WHAT THIS TASK INVOLVES → Look through the data below. Pick out the lines holding the string "datetime".

>>>>>

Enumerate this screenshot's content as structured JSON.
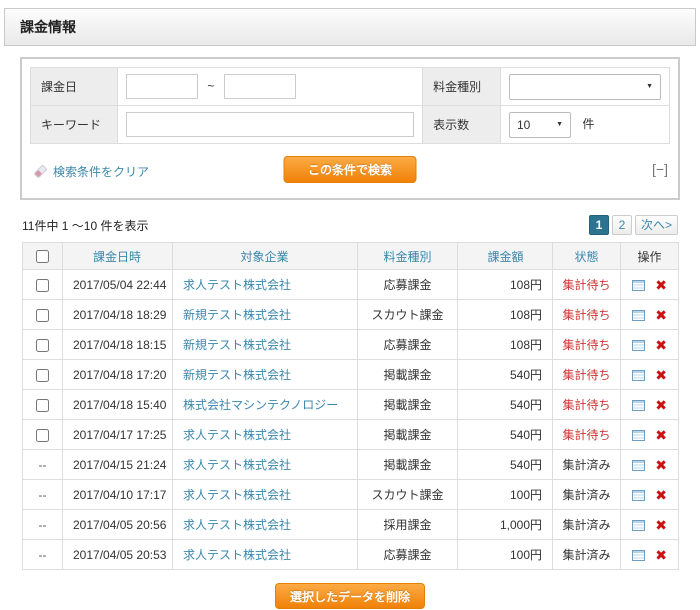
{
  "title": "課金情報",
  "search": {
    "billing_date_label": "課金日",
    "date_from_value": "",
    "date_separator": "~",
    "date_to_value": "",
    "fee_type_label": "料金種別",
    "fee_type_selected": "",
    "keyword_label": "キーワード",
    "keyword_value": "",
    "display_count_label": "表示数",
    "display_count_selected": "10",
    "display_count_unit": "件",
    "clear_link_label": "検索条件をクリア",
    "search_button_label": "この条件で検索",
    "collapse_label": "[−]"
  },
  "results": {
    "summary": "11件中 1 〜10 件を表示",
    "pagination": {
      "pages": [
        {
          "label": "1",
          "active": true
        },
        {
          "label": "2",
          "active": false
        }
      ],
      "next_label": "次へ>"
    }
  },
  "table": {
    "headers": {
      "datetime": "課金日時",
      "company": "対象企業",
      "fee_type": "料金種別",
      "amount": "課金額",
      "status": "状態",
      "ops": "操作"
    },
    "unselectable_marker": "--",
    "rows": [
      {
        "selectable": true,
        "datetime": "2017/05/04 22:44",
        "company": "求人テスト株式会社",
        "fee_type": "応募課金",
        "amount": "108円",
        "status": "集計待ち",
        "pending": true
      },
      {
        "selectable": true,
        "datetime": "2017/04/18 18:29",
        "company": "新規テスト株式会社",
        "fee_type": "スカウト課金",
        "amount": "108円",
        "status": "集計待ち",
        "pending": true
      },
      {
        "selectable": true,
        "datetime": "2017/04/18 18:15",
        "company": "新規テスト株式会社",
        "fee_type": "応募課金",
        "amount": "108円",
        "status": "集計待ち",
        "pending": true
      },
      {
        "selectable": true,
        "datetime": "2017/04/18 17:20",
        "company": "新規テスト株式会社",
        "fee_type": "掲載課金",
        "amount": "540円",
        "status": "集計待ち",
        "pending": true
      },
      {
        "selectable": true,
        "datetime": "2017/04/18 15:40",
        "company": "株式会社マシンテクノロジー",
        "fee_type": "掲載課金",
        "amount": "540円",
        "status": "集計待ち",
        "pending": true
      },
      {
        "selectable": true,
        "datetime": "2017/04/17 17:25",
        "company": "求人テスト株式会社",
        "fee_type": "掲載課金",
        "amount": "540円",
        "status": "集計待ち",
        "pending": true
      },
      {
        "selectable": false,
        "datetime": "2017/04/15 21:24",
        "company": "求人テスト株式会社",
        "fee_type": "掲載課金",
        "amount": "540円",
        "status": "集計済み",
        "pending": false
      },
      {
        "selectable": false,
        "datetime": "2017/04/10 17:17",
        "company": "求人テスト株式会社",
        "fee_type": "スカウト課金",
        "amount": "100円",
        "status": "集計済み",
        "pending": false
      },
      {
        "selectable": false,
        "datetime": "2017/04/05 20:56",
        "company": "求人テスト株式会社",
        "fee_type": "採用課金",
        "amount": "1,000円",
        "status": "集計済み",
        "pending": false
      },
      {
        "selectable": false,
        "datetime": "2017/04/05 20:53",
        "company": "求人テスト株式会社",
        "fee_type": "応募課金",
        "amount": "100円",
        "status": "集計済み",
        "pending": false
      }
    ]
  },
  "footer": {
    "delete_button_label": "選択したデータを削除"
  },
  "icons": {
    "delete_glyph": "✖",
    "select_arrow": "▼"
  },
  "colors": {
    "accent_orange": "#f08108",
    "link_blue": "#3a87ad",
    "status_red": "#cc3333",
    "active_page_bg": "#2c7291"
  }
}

<<<<<

TASK SOLUTION →
      "datetime": "課金日時",
        "datetime": "2017/05/04 22:44",
        "datetime": "2017/04/18 18:29",
        "datetime": "2017/04/18 18:15",
        "datetime": "2017/04/18 17:20",
        "datetime": "2017/04/18 15:40",
        "datetime": "2017/04/17 17:25",
        "datetime": "2017/04/15 21:24",
        "datetime": "2017/04/10 17:17",
        "datetime": "2017/04/05 20:56",
        "datetime": "2017/04/05 20:53",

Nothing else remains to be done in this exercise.